To do:
Return the records, each one exactly as written.

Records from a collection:
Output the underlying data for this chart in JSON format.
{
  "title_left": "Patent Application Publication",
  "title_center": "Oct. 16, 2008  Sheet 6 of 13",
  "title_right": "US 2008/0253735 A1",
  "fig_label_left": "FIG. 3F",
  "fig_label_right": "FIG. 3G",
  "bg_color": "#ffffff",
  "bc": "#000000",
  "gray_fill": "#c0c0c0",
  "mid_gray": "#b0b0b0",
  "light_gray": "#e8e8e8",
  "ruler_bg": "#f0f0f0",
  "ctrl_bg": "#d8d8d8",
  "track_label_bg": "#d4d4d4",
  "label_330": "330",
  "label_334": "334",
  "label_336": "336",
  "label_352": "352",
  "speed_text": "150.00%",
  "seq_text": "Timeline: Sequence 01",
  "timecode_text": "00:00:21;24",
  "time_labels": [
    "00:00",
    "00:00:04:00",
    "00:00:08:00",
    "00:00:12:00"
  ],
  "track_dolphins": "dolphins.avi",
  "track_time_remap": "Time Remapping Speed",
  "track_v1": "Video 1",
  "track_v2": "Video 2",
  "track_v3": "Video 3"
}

Response below:
Output the underlying data for this chart in JSON format.
{
  "title_left": "Patent Application Publication",
  "title_center": "Oct. 16, 2008  Sheet 6 of 13",
  "title_right": "US 2008/0253735 A1",
  "fig_label_left": "FIG. 3F",
  "fig_label_right": "FIG. 3G",
  "bg_color": "#ffffff",
  "bc": "#000000",
  "gray_fill": "#c0c0c0",
  "mid_gray": "#b0b0b0",
  "light_gray": "#e8e8e8",
  "ruler_bg": "#f0f0f0",
  "ctrl_bg": "#d8d8d8",
  "track_label_bg": "#d4d4d4",
  "label_330": "330",
  "label_334": "334",
  "label_336": "336",
  "label_352": "352",
  "speed_text": "150.00%",
  "seq_text": "Timeline: Sequence 01",
  "timecode_text": "00:00:21;24",
  "time_labels": [
    "00:00",
    "00:00:04:00",
    "00:00:08:00",
    "00:00:12:00"
  ],
  "track_dolphins": "dolphins.avi",
  "track_time_remap": "Time Remapping Speed",
  "track_v1": "Video 1",
  "track_v2": "Video 2",
  "track_v3": "Video 3"
}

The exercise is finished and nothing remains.